Given request: Can you rewrite the data as a numbered list, starting at the line containing "Patent image size: (660, 930)." and ending at the line containing "The elongated male", with both of those lines included and blank lines left out?

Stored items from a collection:
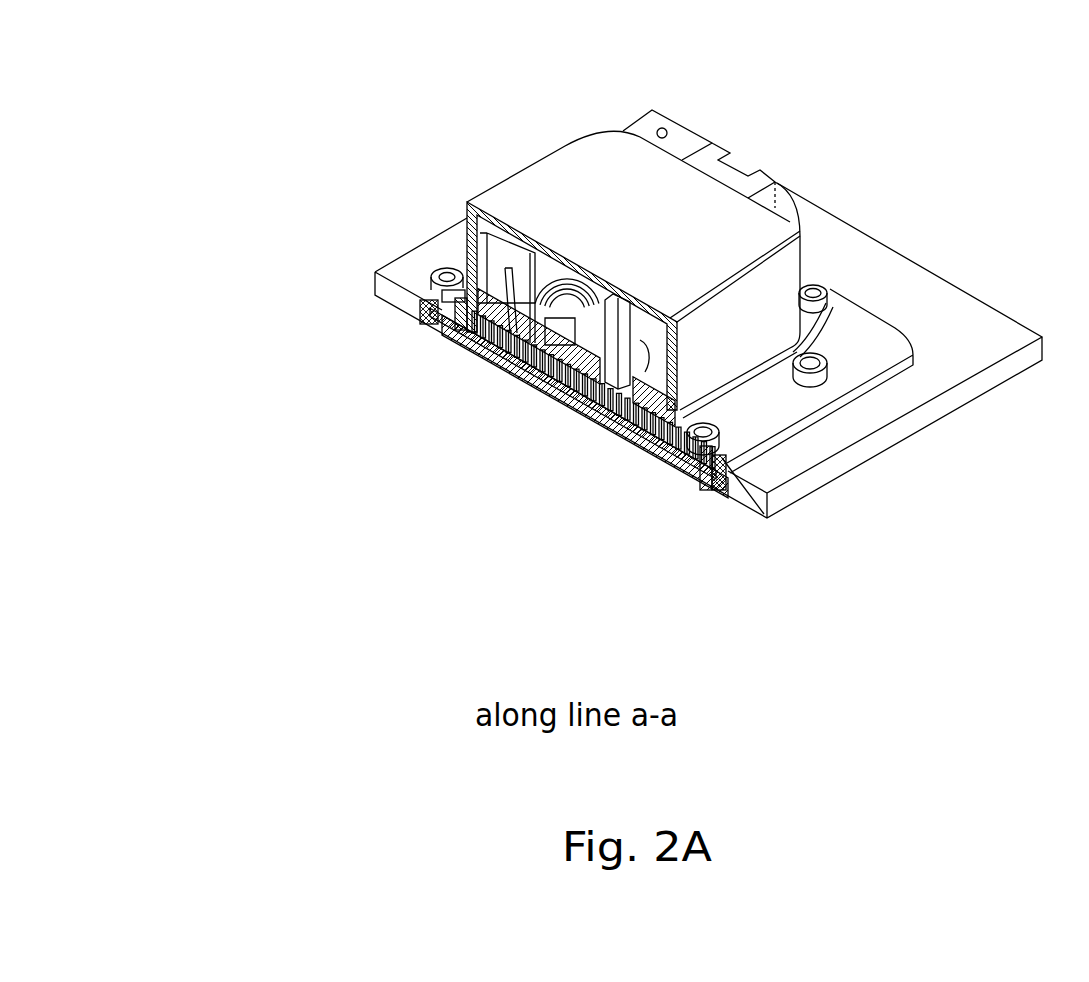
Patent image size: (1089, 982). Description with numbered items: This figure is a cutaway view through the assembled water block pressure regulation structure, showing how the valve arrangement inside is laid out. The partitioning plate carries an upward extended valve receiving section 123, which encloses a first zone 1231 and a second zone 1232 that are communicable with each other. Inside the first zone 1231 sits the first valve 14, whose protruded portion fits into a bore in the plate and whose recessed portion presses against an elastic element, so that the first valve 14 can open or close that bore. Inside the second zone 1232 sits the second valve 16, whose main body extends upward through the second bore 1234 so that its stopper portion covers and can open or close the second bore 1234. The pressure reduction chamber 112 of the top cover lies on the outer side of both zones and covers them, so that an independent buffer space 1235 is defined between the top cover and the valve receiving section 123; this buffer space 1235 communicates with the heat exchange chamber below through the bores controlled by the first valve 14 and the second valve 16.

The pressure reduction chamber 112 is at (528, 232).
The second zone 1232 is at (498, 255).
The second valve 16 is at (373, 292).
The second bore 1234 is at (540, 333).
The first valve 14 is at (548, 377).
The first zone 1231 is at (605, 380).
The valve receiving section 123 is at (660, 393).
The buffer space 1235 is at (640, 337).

---

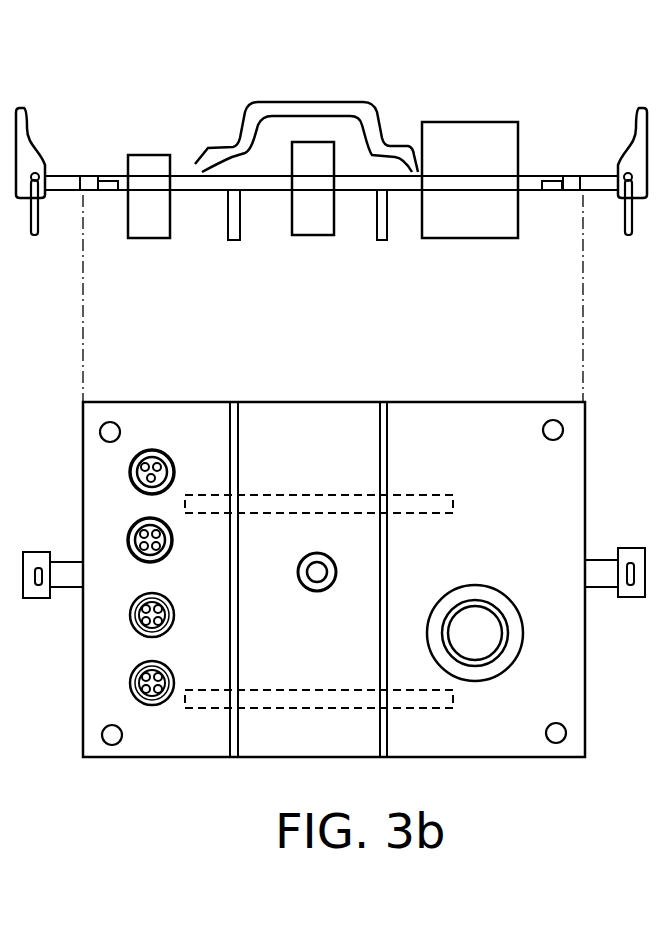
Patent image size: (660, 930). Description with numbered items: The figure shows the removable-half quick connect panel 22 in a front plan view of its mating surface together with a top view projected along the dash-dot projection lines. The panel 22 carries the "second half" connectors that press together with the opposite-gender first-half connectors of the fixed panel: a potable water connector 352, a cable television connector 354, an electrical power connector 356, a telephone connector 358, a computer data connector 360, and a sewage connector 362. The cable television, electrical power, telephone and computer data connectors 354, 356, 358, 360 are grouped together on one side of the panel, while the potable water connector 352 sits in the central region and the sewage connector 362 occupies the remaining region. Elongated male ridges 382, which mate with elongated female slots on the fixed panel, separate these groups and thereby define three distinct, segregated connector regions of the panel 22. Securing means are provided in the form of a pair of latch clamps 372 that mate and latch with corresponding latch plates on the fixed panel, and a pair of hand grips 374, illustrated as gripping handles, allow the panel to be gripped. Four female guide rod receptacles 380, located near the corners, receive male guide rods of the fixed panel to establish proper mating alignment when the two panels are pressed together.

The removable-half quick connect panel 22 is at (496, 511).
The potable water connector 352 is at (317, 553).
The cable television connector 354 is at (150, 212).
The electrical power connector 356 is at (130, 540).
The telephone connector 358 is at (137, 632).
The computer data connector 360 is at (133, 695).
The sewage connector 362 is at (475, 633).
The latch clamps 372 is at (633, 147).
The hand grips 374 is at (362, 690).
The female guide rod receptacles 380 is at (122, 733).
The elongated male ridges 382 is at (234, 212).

Output of the task:
1. Patent image size: (660, 930). Description with numbered items: The figure shows the removable-half quick connect panel 22 in a front plan view of its mating surface together with a top view projected along the dash-dot projection lines. The panel 22 carries the "second half" connectors that press together with the opposite-gender first-half connectors of the fixed panel: a potable water connector 352, a cable television connector 354, an electrical power connector 356, a telephone connector 358, a computer data connector 360, and a sewage connector 362. The cable television, electrical power, telephone and computer data connectors 354, 356, 358, 360 are grouped together on one side of the panel, while the potable water connector 352 sits in the central region and the sewage connector 362 occupies the remaining region. Elongated male ridges 382, which mate with elongated female slots on the fixed panel, separate these groups and thereby define three distinct, segregated connector regions of the panel 22. Securing means are provided in the form of a pair of latch clamps 372 that mate and latch with corresponding latch plates on the fixed panel, and a pair of hand grips 374, illustrated as gripping handles, allow the panel to be gripped. Four female guide rod receptacles 380, located near the corners, receive male guide rods of the fixed panel to establish proper mating alignment when the two panels are pressed together.
2. The removable-half quick connect panel 22 is at (496, 511).
3. The potable water connector 352 is at (317, 553).
4. The cable television connector 354 is at (150, 212).
5. The electrical power connector 356 is at (130, 540).
6. The telephone connector 358 is at (137, 632).
7. The computer data connector 360 is at (133, 695).
8. The sewage connector 362 is at (475, 633).
9. The latch clamps 372 is at (633, 147).
10. The hand grips 374 is at (362, 690).
11. The female guide rod receptacles 380 is at (122, 733).
12. The elongated male ridges 382 is at (234, 212).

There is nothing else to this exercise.